***** Source records

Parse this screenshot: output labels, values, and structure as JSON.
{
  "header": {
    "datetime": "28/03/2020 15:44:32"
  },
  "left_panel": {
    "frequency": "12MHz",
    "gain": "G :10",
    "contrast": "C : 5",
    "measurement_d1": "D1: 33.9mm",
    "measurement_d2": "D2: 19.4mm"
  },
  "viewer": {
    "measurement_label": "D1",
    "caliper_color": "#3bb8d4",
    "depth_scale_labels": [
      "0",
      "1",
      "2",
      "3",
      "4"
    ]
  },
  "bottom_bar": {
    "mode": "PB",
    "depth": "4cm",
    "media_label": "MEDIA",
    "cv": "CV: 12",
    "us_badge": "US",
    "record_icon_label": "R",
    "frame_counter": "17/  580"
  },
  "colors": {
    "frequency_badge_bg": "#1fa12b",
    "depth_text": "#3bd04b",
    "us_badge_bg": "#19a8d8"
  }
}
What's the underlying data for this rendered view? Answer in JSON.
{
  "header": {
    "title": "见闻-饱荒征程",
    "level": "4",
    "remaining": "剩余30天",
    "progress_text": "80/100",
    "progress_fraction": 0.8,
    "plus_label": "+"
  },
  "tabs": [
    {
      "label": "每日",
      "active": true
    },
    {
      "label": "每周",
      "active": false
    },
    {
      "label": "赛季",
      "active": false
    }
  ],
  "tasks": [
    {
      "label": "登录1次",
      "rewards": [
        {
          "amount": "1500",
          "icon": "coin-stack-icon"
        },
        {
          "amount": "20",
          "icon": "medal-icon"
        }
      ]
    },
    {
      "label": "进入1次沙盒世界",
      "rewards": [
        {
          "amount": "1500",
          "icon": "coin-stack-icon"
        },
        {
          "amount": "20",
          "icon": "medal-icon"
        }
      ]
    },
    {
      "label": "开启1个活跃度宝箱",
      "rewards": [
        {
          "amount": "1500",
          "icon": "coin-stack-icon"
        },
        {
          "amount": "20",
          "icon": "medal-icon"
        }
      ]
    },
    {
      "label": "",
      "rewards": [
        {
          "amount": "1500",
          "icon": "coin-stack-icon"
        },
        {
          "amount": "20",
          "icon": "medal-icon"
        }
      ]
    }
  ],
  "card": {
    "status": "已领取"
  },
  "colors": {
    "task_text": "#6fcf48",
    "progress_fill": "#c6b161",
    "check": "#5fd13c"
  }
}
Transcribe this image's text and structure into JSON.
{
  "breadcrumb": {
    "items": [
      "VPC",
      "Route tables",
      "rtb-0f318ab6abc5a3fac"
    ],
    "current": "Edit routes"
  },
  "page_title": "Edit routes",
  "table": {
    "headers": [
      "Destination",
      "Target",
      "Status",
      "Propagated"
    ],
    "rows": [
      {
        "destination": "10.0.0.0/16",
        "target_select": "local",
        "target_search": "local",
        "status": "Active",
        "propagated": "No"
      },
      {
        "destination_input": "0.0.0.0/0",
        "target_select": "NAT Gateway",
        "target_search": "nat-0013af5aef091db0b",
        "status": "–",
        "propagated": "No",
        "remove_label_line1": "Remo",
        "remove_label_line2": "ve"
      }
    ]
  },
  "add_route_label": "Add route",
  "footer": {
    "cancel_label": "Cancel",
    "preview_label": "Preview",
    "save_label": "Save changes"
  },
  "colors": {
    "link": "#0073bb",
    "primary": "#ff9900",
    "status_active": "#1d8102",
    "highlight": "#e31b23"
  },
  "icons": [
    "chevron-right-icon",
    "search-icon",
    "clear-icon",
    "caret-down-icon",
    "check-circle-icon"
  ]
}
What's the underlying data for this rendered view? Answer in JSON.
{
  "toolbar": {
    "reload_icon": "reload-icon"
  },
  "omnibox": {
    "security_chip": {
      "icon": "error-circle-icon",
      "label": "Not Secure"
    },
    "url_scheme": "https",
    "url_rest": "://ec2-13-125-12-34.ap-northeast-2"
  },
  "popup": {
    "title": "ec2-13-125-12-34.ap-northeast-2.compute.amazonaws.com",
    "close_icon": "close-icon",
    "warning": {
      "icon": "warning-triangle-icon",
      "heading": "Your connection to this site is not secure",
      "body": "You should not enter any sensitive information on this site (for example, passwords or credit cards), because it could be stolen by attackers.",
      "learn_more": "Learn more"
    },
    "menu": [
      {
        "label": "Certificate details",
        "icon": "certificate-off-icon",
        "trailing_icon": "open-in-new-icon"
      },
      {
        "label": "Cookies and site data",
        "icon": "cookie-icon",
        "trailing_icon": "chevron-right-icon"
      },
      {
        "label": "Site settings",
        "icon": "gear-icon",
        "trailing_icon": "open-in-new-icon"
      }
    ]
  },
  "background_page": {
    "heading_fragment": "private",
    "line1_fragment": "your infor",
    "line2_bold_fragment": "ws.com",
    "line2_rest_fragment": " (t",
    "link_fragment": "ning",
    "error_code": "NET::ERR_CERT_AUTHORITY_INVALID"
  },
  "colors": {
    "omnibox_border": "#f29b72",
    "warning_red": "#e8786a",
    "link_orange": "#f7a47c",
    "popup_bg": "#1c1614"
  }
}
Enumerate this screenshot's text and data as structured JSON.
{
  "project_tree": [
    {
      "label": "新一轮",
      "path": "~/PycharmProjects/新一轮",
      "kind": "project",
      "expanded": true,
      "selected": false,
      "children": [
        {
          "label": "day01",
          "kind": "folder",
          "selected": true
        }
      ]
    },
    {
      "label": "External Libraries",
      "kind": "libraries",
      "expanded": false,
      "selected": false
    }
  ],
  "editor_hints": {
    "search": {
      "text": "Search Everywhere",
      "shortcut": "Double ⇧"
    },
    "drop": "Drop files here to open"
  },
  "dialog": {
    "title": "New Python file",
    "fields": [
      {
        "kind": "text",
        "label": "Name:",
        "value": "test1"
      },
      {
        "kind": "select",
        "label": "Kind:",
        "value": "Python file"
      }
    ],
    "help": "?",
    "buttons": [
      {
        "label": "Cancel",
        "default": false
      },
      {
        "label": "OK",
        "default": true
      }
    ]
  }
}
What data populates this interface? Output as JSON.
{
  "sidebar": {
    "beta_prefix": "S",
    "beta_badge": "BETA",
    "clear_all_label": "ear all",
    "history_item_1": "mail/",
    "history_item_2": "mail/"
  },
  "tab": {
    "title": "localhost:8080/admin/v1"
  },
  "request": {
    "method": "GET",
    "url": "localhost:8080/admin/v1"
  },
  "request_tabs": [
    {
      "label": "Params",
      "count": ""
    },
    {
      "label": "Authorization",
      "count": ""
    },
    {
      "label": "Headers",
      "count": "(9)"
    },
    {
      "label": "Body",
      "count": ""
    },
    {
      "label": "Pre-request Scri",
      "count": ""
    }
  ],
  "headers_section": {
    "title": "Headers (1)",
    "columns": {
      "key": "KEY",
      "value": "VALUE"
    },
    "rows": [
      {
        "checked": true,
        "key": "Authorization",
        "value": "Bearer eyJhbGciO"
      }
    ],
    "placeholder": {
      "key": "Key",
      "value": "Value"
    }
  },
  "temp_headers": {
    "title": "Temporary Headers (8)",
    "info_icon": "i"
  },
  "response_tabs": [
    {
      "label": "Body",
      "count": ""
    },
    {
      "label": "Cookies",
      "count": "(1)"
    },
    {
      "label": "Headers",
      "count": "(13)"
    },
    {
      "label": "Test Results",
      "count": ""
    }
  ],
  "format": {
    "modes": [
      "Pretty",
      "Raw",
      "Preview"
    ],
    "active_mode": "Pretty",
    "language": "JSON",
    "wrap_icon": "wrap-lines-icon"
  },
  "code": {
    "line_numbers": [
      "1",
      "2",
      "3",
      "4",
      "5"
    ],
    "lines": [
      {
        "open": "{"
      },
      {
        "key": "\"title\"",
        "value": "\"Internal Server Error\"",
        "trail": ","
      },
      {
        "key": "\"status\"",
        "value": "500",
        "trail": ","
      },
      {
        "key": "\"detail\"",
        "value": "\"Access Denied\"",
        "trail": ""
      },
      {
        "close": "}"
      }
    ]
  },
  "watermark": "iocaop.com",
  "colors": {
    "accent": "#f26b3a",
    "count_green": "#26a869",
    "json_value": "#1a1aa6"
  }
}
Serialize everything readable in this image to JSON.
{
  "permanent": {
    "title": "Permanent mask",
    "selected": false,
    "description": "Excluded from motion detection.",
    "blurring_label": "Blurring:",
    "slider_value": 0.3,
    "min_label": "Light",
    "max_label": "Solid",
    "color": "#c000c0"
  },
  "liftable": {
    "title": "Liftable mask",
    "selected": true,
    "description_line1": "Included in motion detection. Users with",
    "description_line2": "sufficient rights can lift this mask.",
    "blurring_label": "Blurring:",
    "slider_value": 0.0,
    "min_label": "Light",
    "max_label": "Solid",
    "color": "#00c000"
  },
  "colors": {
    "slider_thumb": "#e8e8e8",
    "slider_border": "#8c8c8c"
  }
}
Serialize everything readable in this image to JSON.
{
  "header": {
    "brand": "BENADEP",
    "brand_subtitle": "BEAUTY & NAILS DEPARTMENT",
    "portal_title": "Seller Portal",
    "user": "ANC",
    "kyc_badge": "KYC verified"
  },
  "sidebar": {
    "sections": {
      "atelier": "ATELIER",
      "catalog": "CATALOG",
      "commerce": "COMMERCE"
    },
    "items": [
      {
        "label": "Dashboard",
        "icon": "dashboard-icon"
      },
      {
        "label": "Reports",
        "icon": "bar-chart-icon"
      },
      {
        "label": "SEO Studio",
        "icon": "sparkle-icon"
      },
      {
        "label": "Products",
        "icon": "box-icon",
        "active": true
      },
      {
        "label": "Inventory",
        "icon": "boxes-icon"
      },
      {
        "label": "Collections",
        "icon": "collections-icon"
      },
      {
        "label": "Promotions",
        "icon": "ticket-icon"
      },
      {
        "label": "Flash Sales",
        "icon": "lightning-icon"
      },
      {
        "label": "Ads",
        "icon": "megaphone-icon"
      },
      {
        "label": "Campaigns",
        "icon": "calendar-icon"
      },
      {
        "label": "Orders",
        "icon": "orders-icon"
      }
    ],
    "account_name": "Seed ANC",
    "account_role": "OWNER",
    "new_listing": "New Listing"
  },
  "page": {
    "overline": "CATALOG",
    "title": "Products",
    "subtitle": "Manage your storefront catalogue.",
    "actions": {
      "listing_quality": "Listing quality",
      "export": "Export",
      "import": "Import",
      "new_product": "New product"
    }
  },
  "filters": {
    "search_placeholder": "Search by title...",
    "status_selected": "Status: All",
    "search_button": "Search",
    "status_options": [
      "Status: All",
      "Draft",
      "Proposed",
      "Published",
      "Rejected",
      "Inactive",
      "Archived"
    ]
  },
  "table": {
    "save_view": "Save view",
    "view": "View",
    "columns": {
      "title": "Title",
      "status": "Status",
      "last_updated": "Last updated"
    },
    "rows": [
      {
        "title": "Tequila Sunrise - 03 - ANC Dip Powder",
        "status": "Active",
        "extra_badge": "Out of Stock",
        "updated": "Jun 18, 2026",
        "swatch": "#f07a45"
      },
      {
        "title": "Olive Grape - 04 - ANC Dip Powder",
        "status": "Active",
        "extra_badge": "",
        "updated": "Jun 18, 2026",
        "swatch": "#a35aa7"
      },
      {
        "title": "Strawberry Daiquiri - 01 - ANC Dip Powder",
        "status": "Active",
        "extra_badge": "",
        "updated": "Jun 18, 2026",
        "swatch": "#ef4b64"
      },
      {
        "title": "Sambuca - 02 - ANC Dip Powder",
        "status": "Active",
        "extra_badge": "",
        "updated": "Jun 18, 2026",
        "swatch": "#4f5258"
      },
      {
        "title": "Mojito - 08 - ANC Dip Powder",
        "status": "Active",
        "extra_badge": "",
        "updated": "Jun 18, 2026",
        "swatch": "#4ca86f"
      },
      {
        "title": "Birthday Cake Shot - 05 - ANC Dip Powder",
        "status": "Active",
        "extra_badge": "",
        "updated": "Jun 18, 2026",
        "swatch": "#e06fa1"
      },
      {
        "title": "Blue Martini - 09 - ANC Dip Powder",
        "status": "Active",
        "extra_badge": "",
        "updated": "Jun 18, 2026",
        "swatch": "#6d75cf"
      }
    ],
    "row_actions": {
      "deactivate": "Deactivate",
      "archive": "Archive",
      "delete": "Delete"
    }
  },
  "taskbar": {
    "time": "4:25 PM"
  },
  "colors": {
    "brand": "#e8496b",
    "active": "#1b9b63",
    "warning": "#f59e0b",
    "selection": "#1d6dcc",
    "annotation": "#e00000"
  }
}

**********

◆ The exercise ◆
Tally the lines above containing "true". Answer with the count only.

◆ Written answer ◆
7